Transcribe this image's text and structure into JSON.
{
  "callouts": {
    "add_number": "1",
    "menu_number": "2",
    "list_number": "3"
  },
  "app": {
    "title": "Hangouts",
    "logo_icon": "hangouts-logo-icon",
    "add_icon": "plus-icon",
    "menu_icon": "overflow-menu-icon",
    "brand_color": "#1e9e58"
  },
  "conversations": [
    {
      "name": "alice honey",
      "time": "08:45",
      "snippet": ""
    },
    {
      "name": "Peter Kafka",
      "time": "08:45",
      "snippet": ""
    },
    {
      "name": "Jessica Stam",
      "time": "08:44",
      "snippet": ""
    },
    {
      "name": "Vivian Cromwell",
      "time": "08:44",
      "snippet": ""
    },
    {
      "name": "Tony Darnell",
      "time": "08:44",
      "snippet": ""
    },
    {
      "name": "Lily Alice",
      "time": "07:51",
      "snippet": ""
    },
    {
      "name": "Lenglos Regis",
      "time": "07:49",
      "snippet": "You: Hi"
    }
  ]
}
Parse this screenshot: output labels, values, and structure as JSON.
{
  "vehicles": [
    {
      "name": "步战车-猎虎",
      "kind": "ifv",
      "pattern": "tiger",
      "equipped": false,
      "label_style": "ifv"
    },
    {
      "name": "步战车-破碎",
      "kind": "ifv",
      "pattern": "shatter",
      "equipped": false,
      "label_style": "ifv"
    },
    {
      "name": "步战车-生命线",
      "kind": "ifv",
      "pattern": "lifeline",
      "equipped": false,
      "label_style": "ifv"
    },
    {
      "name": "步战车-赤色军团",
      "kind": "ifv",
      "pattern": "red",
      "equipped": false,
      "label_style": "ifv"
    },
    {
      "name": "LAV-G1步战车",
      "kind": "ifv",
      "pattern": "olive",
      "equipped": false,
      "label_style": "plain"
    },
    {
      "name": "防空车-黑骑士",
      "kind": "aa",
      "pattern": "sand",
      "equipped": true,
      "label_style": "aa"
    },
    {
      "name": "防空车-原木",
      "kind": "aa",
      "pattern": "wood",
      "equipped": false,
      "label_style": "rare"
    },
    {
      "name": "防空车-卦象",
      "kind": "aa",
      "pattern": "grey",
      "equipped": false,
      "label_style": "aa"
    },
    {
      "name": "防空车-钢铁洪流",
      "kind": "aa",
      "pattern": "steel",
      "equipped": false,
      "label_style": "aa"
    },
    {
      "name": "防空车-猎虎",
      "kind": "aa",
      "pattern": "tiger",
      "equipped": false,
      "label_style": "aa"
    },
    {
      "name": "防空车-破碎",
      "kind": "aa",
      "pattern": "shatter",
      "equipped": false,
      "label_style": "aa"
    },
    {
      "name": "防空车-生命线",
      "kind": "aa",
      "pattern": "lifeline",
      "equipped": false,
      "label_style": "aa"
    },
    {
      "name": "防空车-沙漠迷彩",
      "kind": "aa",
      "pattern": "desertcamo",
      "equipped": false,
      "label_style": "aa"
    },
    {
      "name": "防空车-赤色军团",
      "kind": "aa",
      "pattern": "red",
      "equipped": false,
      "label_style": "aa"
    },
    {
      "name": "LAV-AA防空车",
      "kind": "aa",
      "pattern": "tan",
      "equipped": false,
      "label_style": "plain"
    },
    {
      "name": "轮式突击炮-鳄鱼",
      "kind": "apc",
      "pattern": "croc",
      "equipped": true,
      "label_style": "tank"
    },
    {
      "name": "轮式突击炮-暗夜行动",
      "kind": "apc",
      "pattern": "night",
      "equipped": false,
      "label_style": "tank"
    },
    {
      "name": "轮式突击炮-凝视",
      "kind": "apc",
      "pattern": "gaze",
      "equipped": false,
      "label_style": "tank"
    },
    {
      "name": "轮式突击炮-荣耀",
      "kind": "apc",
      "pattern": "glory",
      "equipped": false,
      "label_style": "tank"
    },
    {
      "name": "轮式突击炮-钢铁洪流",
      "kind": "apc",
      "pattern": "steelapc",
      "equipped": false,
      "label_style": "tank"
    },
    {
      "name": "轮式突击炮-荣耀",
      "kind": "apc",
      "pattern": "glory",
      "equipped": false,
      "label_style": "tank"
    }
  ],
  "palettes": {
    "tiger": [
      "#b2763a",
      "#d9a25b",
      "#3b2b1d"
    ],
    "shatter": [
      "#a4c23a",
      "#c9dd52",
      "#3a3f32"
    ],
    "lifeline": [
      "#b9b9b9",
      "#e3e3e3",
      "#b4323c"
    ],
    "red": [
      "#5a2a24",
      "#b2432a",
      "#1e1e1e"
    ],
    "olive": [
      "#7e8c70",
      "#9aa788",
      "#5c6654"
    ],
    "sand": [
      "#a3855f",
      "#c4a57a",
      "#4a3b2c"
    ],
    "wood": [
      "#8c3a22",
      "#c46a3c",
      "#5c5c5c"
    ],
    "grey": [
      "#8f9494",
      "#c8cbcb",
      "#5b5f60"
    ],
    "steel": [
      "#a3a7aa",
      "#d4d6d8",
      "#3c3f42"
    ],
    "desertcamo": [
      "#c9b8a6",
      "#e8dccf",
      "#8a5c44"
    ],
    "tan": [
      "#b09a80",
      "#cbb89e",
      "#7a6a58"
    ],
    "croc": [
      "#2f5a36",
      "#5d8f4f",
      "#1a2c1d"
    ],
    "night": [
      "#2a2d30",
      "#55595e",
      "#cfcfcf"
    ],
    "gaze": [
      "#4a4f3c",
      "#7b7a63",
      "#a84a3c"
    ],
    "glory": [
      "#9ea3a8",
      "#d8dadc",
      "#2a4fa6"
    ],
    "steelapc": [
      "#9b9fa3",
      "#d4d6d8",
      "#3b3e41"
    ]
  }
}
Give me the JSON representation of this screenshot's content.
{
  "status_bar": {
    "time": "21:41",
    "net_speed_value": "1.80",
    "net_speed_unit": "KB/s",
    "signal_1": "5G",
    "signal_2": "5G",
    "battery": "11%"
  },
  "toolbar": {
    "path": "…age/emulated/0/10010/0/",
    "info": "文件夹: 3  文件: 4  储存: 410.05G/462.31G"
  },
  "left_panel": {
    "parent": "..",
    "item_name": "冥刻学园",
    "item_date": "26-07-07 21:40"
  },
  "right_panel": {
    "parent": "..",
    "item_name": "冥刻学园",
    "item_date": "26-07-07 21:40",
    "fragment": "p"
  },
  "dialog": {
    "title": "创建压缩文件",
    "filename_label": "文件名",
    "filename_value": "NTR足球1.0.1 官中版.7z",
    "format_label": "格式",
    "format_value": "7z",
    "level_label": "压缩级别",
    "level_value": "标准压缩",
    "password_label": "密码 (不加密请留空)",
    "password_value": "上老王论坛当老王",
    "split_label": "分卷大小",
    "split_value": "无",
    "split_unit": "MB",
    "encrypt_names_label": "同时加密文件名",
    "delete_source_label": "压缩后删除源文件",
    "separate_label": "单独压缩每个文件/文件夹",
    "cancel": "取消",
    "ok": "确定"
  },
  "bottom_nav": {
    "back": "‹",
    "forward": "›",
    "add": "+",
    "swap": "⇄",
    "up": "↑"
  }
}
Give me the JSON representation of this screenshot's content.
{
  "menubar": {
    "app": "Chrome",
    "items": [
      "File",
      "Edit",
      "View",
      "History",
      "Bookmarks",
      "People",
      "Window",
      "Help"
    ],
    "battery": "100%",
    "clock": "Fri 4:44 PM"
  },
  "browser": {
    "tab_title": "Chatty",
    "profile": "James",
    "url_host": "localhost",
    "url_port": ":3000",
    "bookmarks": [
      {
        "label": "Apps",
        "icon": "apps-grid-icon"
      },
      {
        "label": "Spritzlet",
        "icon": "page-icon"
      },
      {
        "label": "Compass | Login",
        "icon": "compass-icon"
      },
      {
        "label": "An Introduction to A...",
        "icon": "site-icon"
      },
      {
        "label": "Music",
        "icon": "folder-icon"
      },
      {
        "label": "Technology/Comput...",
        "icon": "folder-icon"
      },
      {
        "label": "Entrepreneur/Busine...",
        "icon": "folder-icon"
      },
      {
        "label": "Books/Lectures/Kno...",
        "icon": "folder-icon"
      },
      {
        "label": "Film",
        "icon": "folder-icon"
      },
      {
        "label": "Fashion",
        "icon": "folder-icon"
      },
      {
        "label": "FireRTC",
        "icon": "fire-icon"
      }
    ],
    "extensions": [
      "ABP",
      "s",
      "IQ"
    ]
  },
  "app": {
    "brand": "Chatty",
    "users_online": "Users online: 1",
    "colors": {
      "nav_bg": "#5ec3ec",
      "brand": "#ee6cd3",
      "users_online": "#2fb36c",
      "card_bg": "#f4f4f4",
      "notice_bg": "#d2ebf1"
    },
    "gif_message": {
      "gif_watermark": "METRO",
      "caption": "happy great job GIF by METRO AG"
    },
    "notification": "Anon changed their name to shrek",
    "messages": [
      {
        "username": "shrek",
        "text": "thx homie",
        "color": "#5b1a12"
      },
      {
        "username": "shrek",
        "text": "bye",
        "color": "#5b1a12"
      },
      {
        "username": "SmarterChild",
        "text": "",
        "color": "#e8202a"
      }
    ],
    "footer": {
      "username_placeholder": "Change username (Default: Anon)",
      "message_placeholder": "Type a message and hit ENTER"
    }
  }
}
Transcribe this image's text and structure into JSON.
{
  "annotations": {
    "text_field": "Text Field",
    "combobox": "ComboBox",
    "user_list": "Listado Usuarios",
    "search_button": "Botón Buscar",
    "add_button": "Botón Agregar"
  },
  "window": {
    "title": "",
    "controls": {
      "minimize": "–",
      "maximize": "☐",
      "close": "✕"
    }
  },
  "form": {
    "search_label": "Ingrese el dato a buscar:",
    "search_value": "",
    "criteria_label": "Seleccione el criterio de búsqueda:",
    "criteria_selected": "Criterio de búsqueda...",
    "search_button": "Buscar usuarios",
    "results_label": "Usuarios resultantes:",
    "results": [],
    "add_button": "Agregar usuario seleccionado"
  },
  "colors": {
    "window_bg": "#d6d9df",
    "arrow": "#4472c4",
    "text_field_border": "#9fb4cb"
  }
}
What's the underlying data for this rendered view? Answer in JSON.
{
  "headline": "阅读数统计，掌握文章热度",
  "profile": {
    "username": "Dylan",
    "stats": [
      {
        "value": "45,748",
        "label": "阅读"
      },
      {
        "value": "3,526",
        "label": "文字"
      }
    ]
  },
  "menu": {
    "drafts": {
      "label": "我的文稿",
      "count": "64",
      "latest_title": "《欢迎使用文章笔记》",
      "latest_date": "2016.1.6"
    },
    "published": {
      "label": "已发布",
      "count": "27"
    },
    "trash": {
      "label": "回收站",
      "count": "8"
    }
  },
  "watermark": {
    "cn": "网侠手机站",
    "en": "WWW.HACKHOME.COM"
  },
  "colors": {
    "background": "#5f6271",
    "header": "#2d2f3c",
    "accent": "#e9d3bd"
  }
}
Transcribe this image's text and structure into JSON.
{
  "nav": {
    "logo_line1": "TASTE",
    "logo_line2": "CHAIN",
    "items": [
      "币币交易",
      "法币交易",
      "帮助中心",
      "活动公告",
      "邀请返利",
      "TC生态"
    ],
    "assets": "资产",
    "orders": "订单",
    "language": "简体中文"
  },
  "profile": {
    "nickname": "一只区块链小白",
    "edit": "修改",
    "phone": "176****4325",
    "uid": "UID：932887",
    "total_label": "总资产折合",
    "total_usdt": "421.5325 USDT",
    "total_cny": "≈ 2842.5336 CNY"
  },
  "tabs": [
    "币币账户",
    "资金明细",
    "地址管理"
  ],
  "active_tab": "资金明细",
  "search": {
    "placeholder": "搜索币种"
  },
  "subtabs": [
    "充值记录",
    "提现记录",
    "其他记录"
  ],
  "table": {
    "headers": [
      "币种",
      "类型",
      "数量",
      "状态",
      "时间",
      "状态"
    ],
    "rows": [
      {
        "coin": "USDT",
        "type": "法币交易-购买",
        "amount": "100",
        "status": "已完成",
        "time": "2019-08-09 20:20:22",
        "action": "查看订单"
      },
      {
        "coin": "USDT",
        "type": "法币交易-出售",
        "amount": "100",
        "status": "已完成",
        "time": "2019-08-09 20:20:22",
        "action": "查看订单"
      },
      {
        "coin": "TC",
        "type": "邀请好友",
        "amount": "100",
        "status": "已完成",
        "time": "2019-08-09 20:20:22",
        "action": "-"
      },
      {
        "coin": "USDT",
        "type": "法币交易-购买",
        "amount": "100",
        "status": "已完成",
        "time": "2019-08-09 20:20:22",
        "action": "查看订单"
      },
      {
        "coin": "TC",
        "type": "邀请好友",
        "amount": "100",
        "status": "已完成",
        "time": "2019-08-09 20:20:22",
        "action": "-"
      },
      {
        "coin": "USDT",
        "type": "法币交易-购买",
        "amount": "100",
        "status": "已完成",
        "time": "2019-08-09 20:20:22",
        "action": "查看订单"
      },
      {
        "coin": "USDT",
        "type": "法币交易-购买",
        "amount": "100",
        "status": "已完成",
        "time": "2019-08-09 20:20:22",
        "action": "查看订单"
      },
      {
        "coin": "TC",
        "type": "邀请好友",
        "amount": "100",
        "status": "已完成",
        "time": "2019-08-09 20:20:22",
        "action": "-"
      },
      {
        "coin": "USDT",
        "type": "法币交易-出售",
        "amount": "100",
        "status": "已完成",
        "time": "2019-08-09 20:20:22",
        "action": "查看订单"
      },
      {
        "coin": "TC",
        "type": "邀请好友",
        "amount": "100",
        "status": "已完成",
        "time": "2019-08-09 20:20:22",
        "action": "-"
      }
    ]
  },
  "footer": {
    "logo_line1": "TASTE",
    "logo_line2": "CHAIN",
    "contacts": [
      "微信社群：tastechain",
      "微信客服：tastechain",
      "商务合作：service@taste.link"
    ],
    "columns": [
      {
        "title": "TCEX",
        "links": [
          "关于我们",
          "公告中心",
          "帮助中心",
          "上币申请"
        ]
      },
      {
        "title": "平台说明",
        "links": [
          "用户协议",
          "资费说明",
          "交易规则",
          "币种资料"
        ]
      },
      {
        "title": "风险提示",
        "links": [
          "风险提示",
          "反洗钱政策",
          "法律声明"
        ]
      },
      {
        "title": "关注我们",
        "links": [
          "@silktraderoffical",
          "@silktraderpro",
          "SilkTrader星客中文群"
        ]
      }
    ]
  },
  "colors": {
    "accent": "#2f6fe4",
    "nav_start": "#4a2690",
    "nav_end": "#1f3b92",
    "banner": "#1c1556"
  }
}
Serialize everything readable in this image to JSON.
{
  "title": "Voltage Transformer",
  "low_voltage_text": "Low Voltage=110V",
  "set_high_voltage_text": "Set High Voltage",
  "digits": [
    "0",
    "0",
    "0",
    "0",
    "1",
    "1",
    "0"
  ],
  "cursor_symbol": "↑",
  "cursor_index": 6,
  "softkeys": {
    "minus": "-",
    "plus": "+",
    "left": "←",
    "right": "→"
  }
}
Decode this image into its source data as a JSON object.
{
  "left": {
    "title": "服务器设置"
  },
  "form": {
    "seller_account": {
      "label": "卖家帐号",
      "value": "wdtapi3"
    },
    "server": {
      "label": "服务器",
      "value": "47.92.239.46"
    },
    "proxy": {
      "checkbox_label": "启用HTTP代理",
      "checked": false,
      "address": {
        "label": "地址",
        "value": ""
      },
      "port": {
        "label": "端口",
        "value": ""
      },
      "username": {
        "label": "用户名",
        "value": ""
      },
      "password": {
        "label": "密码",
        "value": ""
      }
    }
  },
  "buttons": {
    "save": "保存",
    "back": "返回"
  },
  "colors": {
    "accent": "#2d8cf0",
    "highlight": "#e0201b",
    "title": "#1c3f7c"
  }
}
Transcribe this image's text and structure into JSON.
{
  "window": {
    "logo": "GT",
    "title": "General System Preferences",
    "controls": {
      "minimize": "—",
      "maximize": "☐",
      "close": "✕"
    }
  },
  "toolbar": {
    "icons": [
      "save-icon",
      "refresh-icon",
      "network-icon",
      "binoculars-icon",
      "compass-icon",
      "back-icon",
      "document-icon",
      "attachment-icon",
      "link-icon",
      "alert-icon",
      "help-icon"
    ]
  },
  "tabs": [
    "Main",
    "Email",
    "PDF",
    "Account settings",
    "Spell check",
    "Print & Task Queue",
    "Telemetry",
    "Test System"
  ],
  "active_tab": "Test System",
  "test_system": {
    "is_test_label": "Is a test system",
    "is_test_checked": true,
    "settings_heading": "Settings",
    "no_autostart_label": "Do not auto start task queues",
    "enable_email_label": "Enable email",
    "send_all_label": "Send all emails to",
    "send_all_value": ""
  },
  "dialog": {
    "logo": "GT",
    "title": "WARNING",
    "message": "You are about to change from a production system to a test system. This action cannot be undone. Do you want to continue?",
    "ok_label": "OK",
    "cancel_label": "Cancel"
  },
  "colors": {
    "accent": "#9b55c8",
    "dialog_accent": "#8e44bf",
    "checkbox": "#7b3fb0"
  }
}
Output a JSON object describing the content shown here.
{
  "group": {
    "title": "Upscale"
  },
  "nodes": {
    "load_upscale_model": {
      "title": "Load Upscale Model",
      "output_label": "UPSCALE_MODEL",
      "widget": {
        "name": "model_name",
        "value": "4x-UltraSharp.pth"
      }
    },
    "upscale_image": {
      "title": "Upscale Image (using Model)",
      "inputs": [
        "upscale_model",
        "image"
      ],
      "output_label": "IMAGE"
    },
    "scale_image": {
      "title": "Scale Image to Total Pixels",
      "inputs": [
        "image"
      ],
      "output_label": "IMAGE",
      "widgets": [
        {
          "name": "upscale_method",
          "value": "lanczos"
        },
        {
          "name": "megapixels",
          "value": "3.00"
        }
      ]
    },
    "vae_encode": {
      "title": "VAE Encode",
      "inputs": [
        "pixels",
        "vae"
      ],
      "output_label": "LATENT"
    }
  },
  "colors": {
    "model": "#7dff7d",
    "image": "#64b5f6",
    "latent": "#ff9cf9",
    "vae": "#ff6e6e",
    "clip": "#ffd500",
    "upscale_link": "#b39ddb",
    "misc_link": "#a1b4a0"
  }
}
☆ ☆ ☆ ☆ ☆ ☆ ☆
Search the data for "object" and list every line in which it occurs.

Decode this image into its source data as a JSON object.
Output a JSON object describing the content shown here.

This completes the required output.